## [WHAT IS NEEDED]
For each line below that includes the word "style", make a copy.

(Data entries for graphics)
▬▬▬▬▬▬▬▬▬▬
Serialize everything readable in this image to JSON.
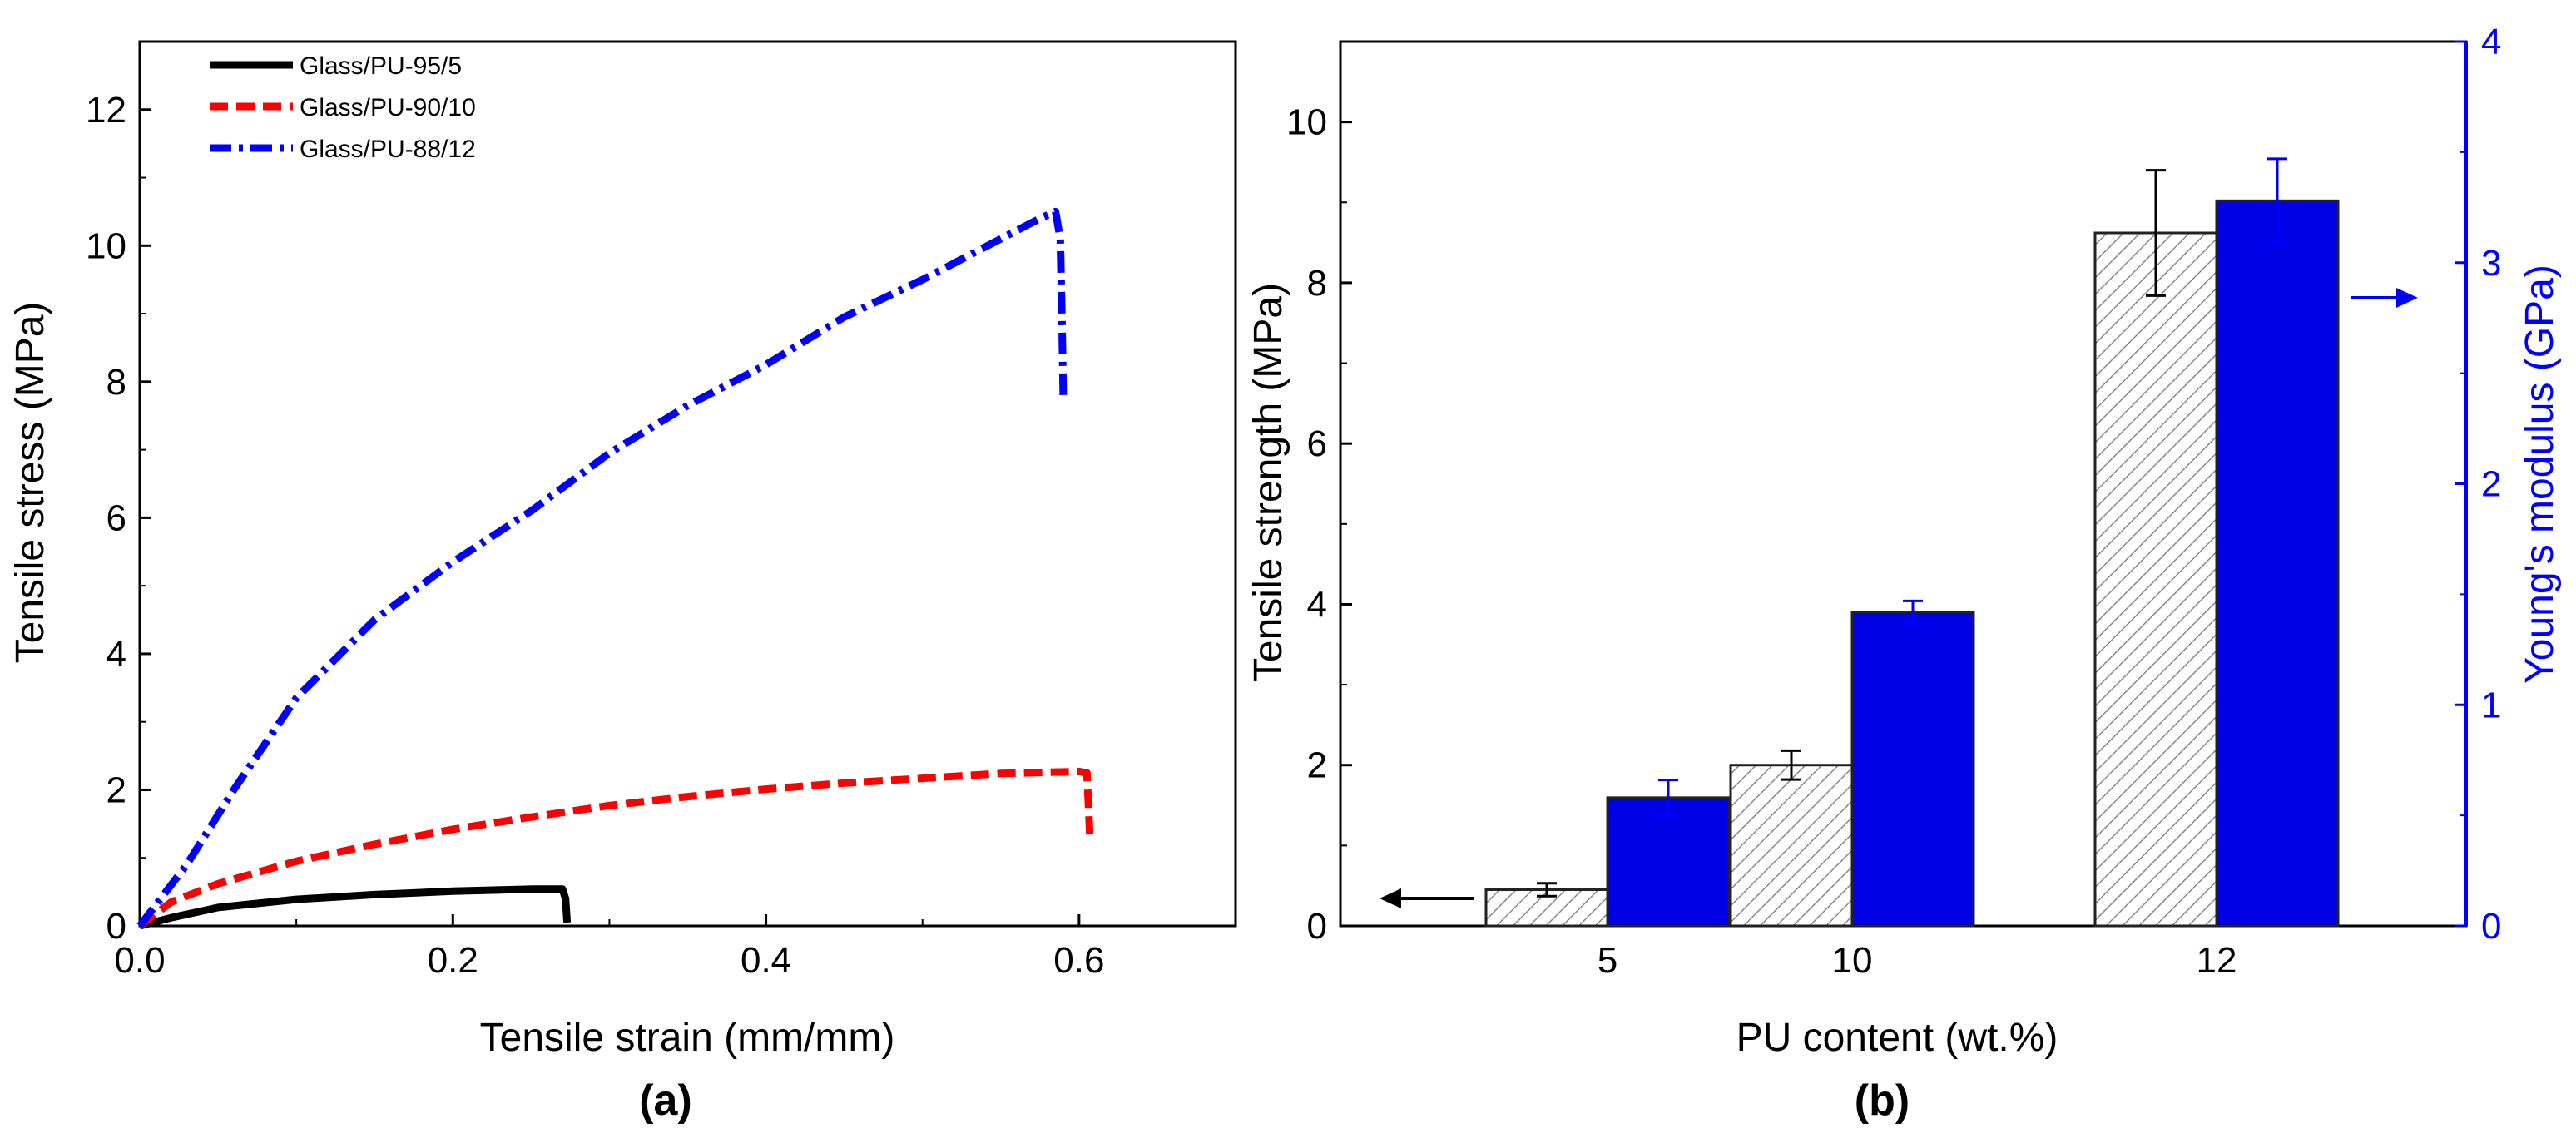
{
  "colors": {
    "black": "#000000",
    "red": "#ff0000",
    "blue": "#0000ff",
    "bar_blue": "#0000e6",
    "hatch_gray": "#888888",
    "bar_outline": "#222222"
  },
  "chart_data": [
    {
      "panel_label": "(a)",
      "type": "line",
      "xlabel": "Tensile strain (mm/mm)",
      "ylabel": "Tensile stress (MPa)",
      "xlim": [
        0.0,
        0.7
      ],
      "ylim": [
        0,
        13
      ],
      "xticks": [
        "0.0",
        "0.2",
        "0.4",
        "0.6"
      ],
      "yticks": [
        "0",
        "2",
        "4",
        "6",
        "8",
        "10",
        "12"
      ],
      "legend_position": "top-left",
      "series": [
        {
          "name": "Glass/PU-95/5",
          "color": "#000000",
          "style": "solid",
          "points": [
            [
              0,
              0
            ],
            [
              0.02,
              0.12
            ],
            [
              0.05,
              0.27
            ],
            [
              0.1,
              0.39
            ],
            [
              0.15,
              0.46
            ],
            [
              0.2,
              0.51
            ],
            [
              0.25,
              0.54
            ],
            [
              0.27,
              0.54
            ],
            [
              0.272,
              0.4
            ],
            [
              0.273,
              0.05
            ]
          ]
        },
        {
          "name": "Glass/PU-90/10",
          "color": "#ff0000",
          "style": "dash",
          "points": [
            [
              0,
              0
            ],
            [
              0.02,
              0.35
            ],
            [
              0.05,
              0.62
            ],
            [
              0.1,
              0.95
            ],
            [
              0.15,
              1.2
            ],
            [
              0.2,
              1.42
            ],
            [
              0.25,
              1.6
            ],
            [
              0.3,
              1.77
            ],
            [
              0.35,
              1.9
            ],
            [
              0.4,
              2.01
            ],
            [
              0.45,
              2.1
            ],
            [
              0.5,
              2.17
            ],
            [
              0.55,
              2.24
            ],
            [
              0.6,
              2.27
            ],
            [
              0.605,
              2.25
            ],
            [
              0.606,
              1.8
            ],
            [
              0.607,
              1.25
            ]
          ]
        },
        {
          "name": "Glass/PU-88/12",
          "color": "#0000ff",
          "style": "dashdot",
          "points": [
            [
              0,
              0
            ],
            [
              0.03,
              0.9
            ],
            [
              0.06,
              2.0
            ],
            [
              0.1,
              3.35
            ],
            [
              0.15,
              4.5
            ],
            [
              0.2,
              5.35
            ],
            [
              0.25,
              6.1
            ],
            [
              0.3,
              6.95
            ],
            [
              0.35,
              7.65
            ],
            [
              0.4,
              8.25
            ],
            [
              0.45,
              8.95
            ],
            [
              0.5,
              9.5
            ],
            [
              0.55,
              10.1
            ],
            [
              0.575,
              10.4
            ],
            [
              0.585,
              10.5
            ],
            [
              0.588,
              10.1
            ],
            [
              0.589,
              9.0
            ],
            [
              0.59,
              7.7
            ]
          ]
        }
      ]
    },
    {
      "panel_label": "(b)",
      "type": "bar",
      "xlabel": "PU content (wt.%)",
      "ylabel": "Tensile strength (MPa)",
      "ylabel_right": "Young's modulus (GPa)",
      "categories": [
        "5",
        "10",
        "12"
      ],
      "ylim": [
        0,
        11
      ],
      "ylim_right": [
        0,
        4
      ],
      "yticks": [
        "0",
        "2",
        "4",
        "6",
        "8",
        "10"
      ],
      "yticks_right": [
        "0",
        "1",
        "2",
        "3",
        "4"
      ],
      "series": [
        {
          "axis": "left",
          "fill": "hatched",
          "values": [
            0.45,
            2.0,
            8.62
          ],
          "errors": [
            0.08,
            0.18,
            0.78
          ]
        },
        {
          "axis": "right",
          "fill": "#0000e6",
          "values": [
            0.58,
            1.42,
            3.28
          ],
          "errors": [
            0.08,
            0.05,
            0.19
          ]
        }
      ]
    }
  ]
}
▬▬▬▬▬▬▬▬▬▬
## [EXERCISE ANSWER]
          "style": "solid",
          "style": "dash",
          "style": "dashdot",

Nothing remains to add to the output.